** BEGIN Data extract **

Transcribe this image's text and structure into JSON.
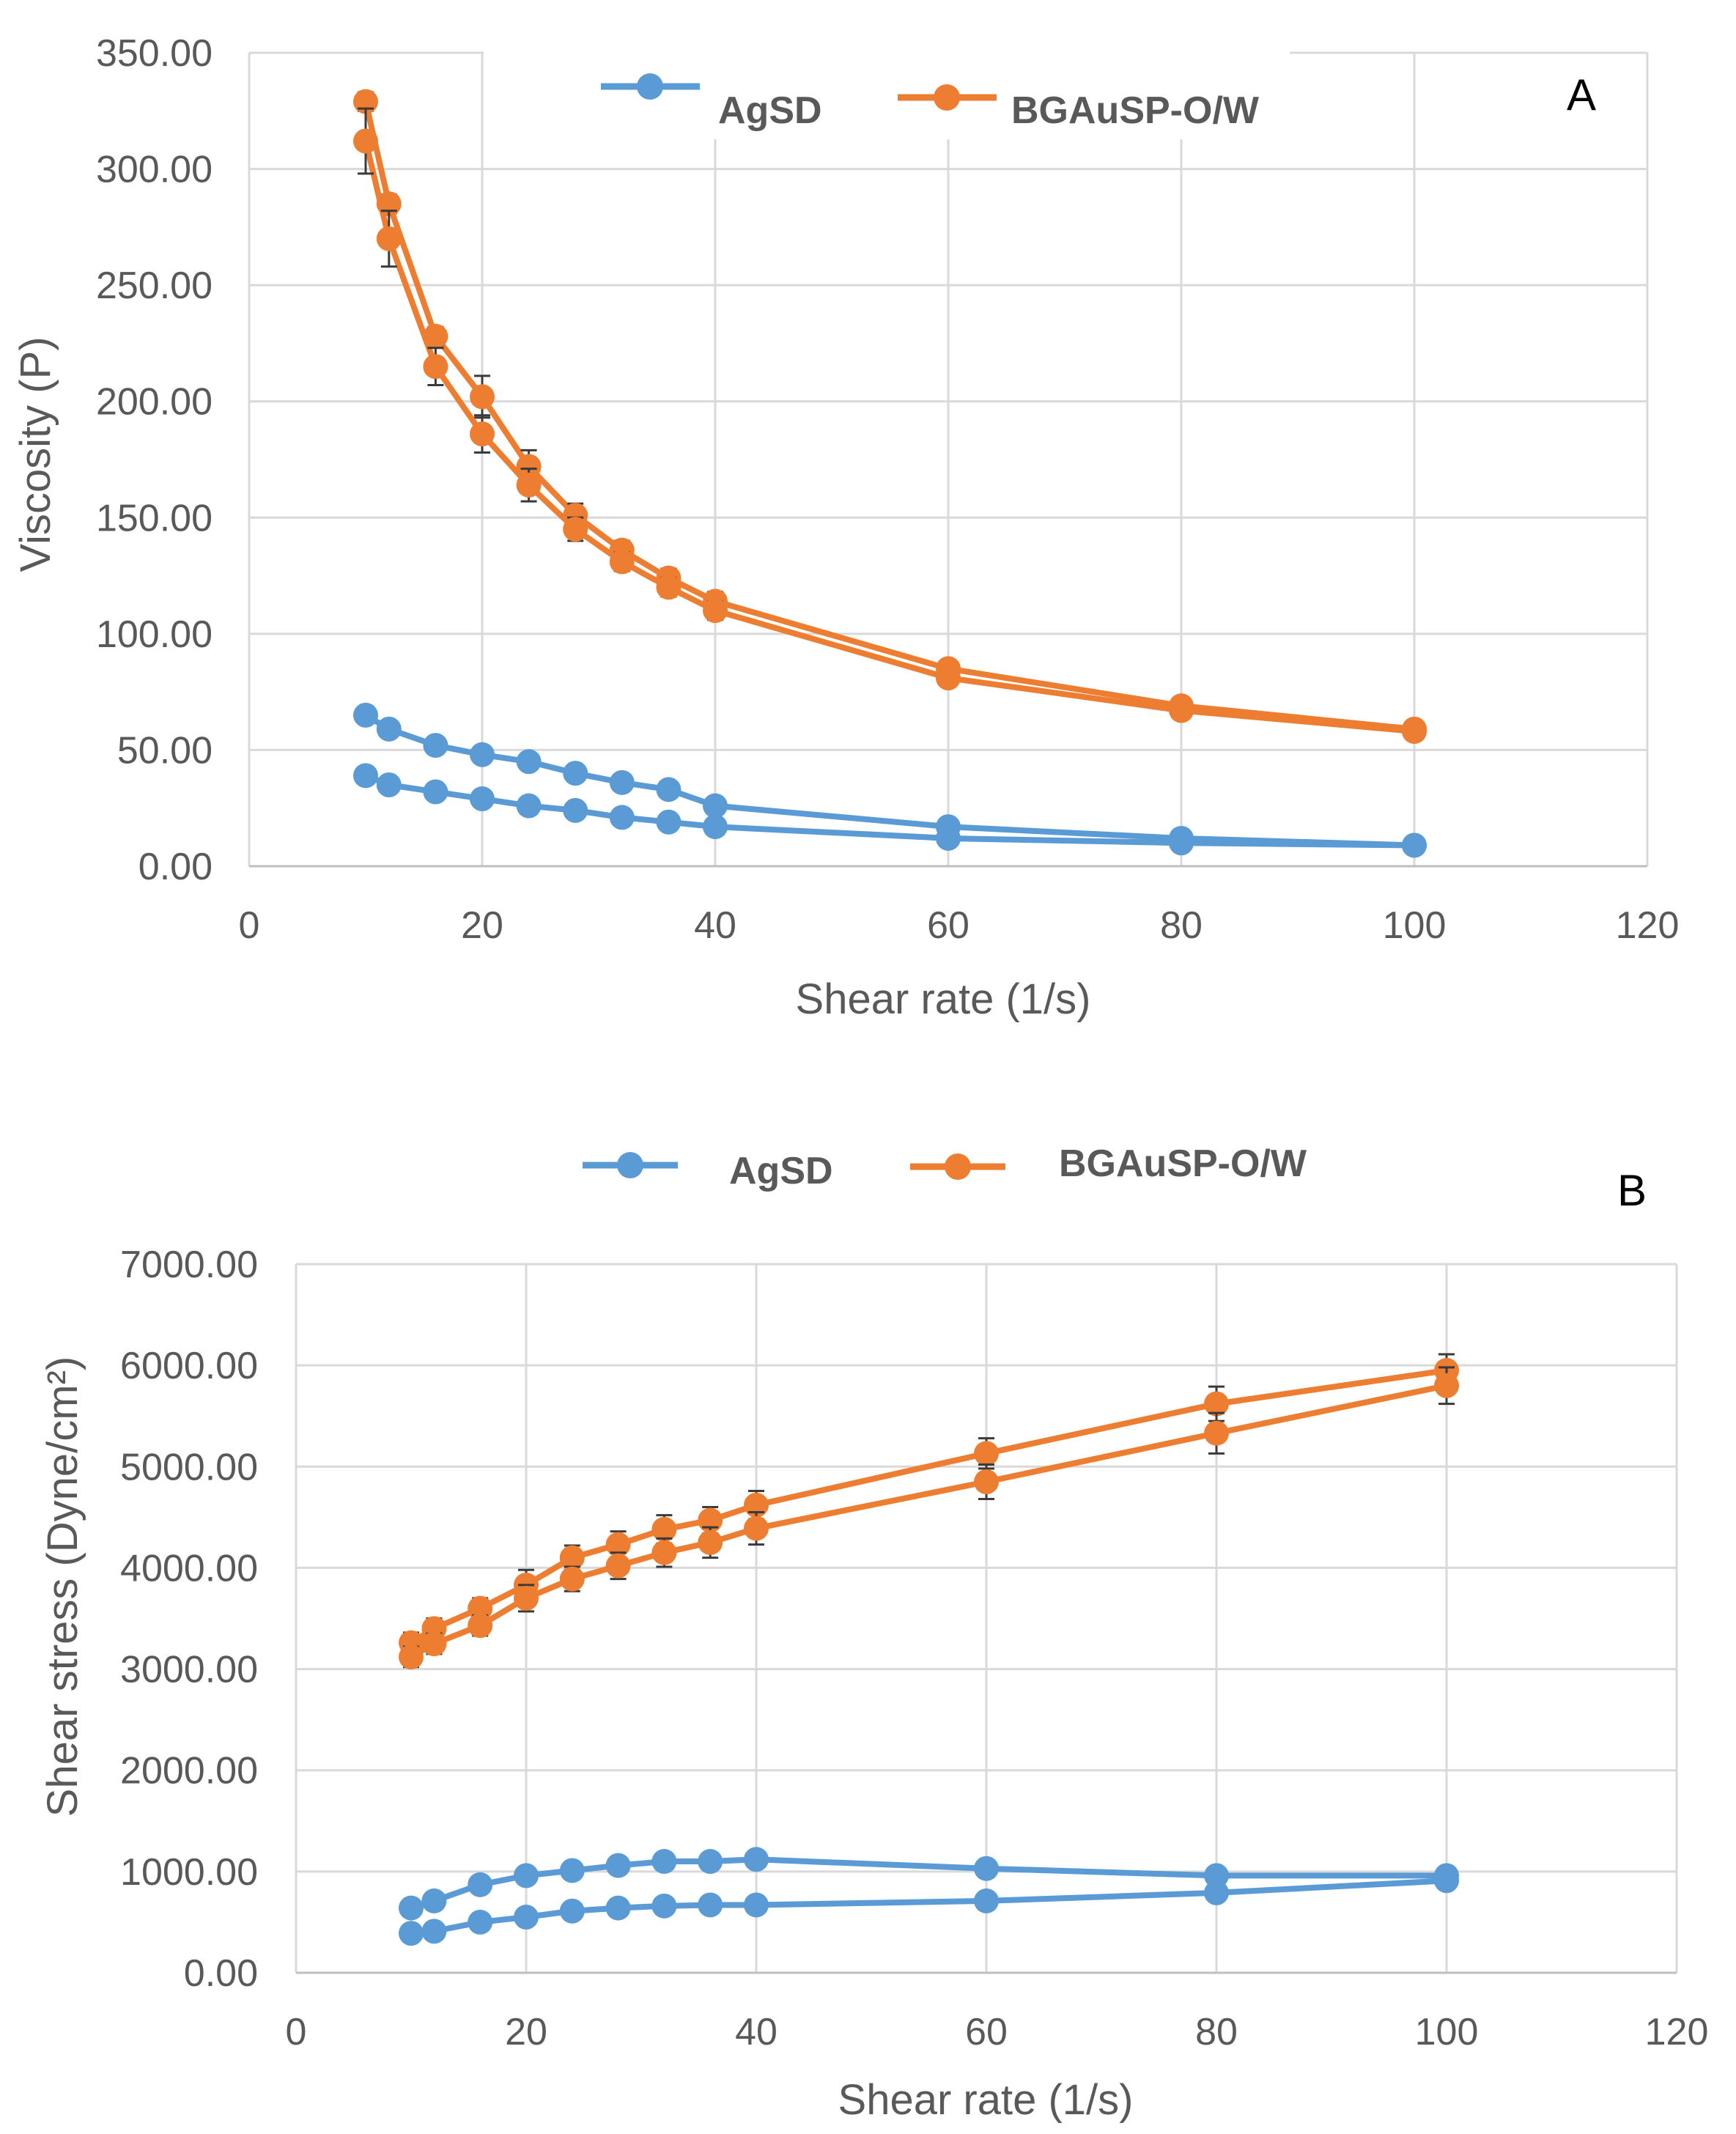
{
  "chart_data": [
    {
      "type": "line",
      "panel_label": "A",
      "xlabel": "Shear rate (1/s)",
      "ylabel": "Viscosity (P)",
      "xlim": [
        0,
        120
      ],
      "ylim": [
        0,
        350
      ],
      "x_ticks": [
        "0",
        "20",
        "40",
        "60",
        "80",
        "100",
        "120"
      ],
      "y_ticks": [
        "0.00",
        "50.00",
        "100.00",
        "150.00",
        "200.00",
        "250.00",
        "300.00",
        "350.00"
      ],
      "grid": true,
      "legend_position": "top",
      "series": [
        {
          "name": "AgSD",
          "color": "#5B9BD5",
          "x": [
            10,
            12,
            16,
            20,
            24,
            28,
            32,
            36,
            40,
            60,
            80,
            100
          ],
          "y": [
            65,
            59,
            52,
            48,
            45,
            40,
            36,
            33,
            26,
            17,
            12,
            9
          ],
          "err": [
            2,
            2,
            2,
            2,
            2,
            2,
            2,
            2,
            2,
            2,
            2,
            2
          ]
        },
        {
          "name": "AgSD",
          "color": "#5B9BD5",
          "x": [
            10,
            12,
            16,
            20,
            24,
            28,
            32,
            36,
            40,
            60,
            80,
            100
          ],
          "y": [
            39,
            35,
            32,
            29,
            26,
            24,
            21,
            19,
            17,
            12,
            10,
            9
          ],
          "err": [
            2,
            2,
            2,
            2,
            2,
            2,
            2,
            2,
            2,
            2,
            2,
            2
          ]
        },
        {
          "name": "BGAuSP-O/W",
          "color": "#ED7D31",
          "x": [
            10,
            12,
            16,
            20,
            24,
            28,
            32,
            36,
            40,
            60,
            80,
            100
          ],
          "y": [
            329,
            285,
            228,
            202,
            172,
            151,
            136,
            124,
            114,
            85,
            69,
            59
          ],
          "err": [
            4,
            4,
            4,
            9,
            7,
            5,
            4,
            4,
            4,
            3,
            3,
            3
          ]
        },
        {
          "name": "BGAuSP-O/W",
          "color": "#ED7D31",
          "x": [
            10,
            12,
            16,
            20,
            24,
            28,
            32,
            36,
            40,
            60,
            80,
            100
          ],
          "y": [
            312,
            270,
            215,
            186,
            164,
            145,
            131,
            120,
            110,
            81,
            67,
            58
          ],
          "err": [
            14,
            12,
            8,
            8,
            7,
            5,
            4,
            4,
            4,
            3,
            3,
            3
          ]
        }
      ]
    },
    {
      "type": "line",
      "panel_label": "B",
      "xlabel": "Shear rate (1/s)",
      "ylabel": "Shear stress (Dyne/cm²)",
      "xlim": [
        0,
        120
      ],
      "ylim": [
        0,
        7000
      ],
      "x_ticks": [
        "0",
        "20",
        "40",
        "60",
        "80",
        "100",
        "120"
      ],
      "y_ticks": [
        "0.00",
        "1000.00",
        "2000.00",
        "3000.00",
        "4000.00",
        "5000.00",
        "6000.00",
        "7000.00"
      ],
      "grid": true,
      "legend_position": "top",
      "series": [
        {
          "name": "AgSD",
          "color": "#5B9BD5",
          "x": [
            10,
            12,
            16,
            20,
            24,
            28,
            32,
            36,
            40,
            60,
            80,
            100
          ],
          "y": [
            640,
            710,
            870,
            960,
            1010,
            1060,
            1100,
            1100,
            1120,
            1030,
            960,
            960
          ],
          "err": [
            40,
            40,
            40,
            40,
            40,
            40,
            40,
            40,
            40,
            40,
            40,
            40
          ]
        },
        {
          "name": "AgSD",
          "color": "#5B9BD5",
          "x": [
            10,
            12,
            16,
            20,
            24,
            28,
            32,
            36,
            40,
            60,
            80,
            100
          ],
          "y": [
            390,
            410,
            500,
            550,
            610,
            640,
            660,
            670,
            670,
            710,
            790,
            910
          ],
          "err": [
            40,
            40,
            40,
            40,
            40,
            40,
            40,
            40,
            40,
            40,
            40,
            40
          ]
        },
        {
          "name": "BGAuSP-O/W",
          "color": "#ED7D31",
          "x": [
            10,
            12,
            16,
            20,
            24,
            28,
            32,
            36,
            40,
            60,
            80,
            100
          ],
          "y": [
            3260,
            3400,
            3600,
            3830,
            4100,
            4230,
            4380,
            4470,
            4620,
            5130,
            5620,
            5950
          ],
          "err": [
            100,
            100,
            100,
            150,
            120,
            130,
            140,
            130,
            140,
            150,
            170,
            160
          ]
        },
        {
          "name": "BGAuSP-O/W",
          "color": "#ED7D31",
          "x": [
            10,
            12,
            16,
            20,
            24,
            28,
            32,
            36,
            40,
            60,
            80,
            100
          ],
          "y": [
            3120,
            3250,
            3430,
            3700,
            3890,
            4020,
            4150,
            4250,
            4390,
            4850,
            5330,
            5800
          ],
          "err": [
            100,
            100,
            100,
            130,
            120,
            130,
            140,
            150,
            160,
            170,
            200,
            180
          ]
        }
      ]
    }
  ],
  "legend": {
    "series_a_label": "AgSD",
    "series_b_label": "BGAuSP-O/W"
  }
}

** END Data extract **

→ **Your objective**
Reproduce each entry precisely, dropping only the pictures.

→ **Answer for this exercise**
Transcribe this image's text and structure into JSON.
{
  "chart_data": [
    {
      "type": "line",
      "panel_label": "A",
      "xlabel": "Shear rate (1/s)",
      "ylabel": "Viscosity (P)",
      "xlim": [
        0,
        120
      ],
      "ylim": [
        0,
        350
      ],
      "x_ticks": [
        "0",
        "20",
        "40",
        "60",
        "80",
        "100",
        "120"
      ],
      "y_ticks": [
        "0.00",
        "50.00",
        "100.00",
        "150.00",
        "200.00",
        "250.00",
        "300.00",
        "350.00"
      ],
      "grid": true,
      "legend_position": "top",
      "series": [
        {
          "name": "AgSD",
          "color": "#5B9BD5",
          "x": [
            10,
            12,
            16,
            20,
            24,
            28,
            32,
            36,
            40,
            60,
            80,
            100
          ],
          "y": [
            65,
            59,
            52,
            48,
            45,
            40,
            36,
            33,
            26,
            17,
            12,
            9
          ],
          "err": [
            2,
            2,
            2,
            2,
            2,
            2,
            2,
            2,
            2,
            2,
            2,
            2
          ]
        },
        {
          "name": "AgSD",
          "color": "#5B9BD5",
          "x": [
            10,
            12,
            16,
            20,
            24,
            28,
            32,
            36,
            40,
            60,
            80,
            100
          ],
          "y": [
            39,
            35,
            32,
            29,
            26,
            24,
            21,
            19,
            17,
            12,
            10,
            9
          ],
          "err": [
            2,
            2,
            2,
            2,
            2,
            2,
            2,
            2,
            2,
            2,
            2,
            2
          ]
        },
        {
          "name": "BGAuSP-O/W",
          "color": "#ED7D31",
          "x": [
            10,
            12,
            16,
            20,
            24,
            28,
            32,
            36,
            40,
            60,
            80,
            100
          ],
          "y": [
            329,
            285,
            228,
            202,
            172,
            151,
            136,
            124,
            114,
            85,
            69,
            59
          ],
          "err": [
            4,
            4,
            4,
            9,
            7,
            5,
            4,
            4,
            4,
            3,
            3,
            3
          ]
        },
        {
          "name": "BGAuSP-O/W",
          "color": "#ED7D31",
          "x": [
            10,
            12,
            16,
            20,
            24,
            28,
            32,
            36,
            40,
            60,
            80,
            100
          ],
          "y": [
            312,
            270,
            215,
            186,
            164,
            145,
            131,
            120,
            110,
            81,
            67,
            58
          ],
          "err": [
            14,
            12,
            8,
            8,
            7,
            5,
            4,
            4,
            4,
            3,
            3,
            3
          ]
        }
      ]
    },
    {
      "type": "line",
      "panel_label": "B",
      "xlabel": "Shear rate (1/s)",
      "ylabel": "Shear stress (Dyne/cm²)",
      "xlim": [
        0,
        120
      ],
      "ylim": [
        0,
        7000
      ],
      "x_ticks": [
        "0",
        "20",
        "40",
        "60",
        "80",
        "100",
        "120"
      ],
      "y_ticks": [
        "0.00",
        "1000.00",
        "2000.00",
        "3000.00",
        "4000.00",
        "5000.00",
        "6000.00",
        "7000.00"
      ],
      "grid": true,
      "legend_position": "top",
      "series": [
        {
          "name": "AgSD",
          "color": "#5B9BD5",
          "x": [
            10,
            12,
            16,
            20,
            24,
            28,
            32,
            36,
            40,
            60,
            80,
            100
          ],
          "y": [
            640,
            710,
            870,
            960,
            1010,
            1060,
            1100,
            1100,
            1120,
            1030,
            960,
            960
          ],
          "err": [
            40,
            40,
            40,
            40,
            40,
            40,
            40,
            40,
            40,
            40,
            40,
            40
          ]
        },
        {
          "name": "AgSD",
          "color": "#5B9BD5",
          "x": [
            10,
            12,
            16,
            20,
            24,
            28,
            32,
            36,
            40,
            60,
            80,
            100
          ],
          "y": [
            390,
            410,
            500,
            550,
            610,
            640,
            660,
            670,
            670,
            710,
            790,
            910
          ],
          "err": [
            40,
            40,
            40,
            40,
            40,
            40,
            40,
            40,
            40,
            40,
            40,
            40
          ]
        },
        {
          "name": "BGAuSP-O/W",
          "color": "#ED7D31",
          "x": [
            10,
            12,
            16,
            20,
            24,
            28,
            32,
            36,
            40,
            60,
            80,
            100
          ],
          "y": [
            3260,
            3400,
            3600,
            3830,
            4100,
            4230,
            4380,
            4470,
            4620,
            5130,
            5620,
            5950
          ],
          "err": [
            100,
            100,
            100,
            150,
            120,
            130,
            140,
            130,
            140,
            150,
            170,
            160
          ]
        },
        {
          "name": "BGAuSP-O/W",
          "color": "#ED7D31",
          "x": [
            10,
            12,
            16,
            20,
            24,
            28,
            32,
            36,
            40,
            60,
            80,
            100
          ],
          "y": [
            3120,
            3250,
            3430,
            3700,
            3890,
            4020,
            4150,
            4250,
            4390,
            4850,
            5330,
            5800
          ],
          "err": [
            100,
            100,
            100,
            130,
            120,
            130,
            140,
            150,
            160,
            170,
            200,
            180
          ]
        }
      ]
    }
  ],
  "legend": {
    "series_a_label": "AgSD",
    "series_b_label": "BGAuSP-O/W"
  }
}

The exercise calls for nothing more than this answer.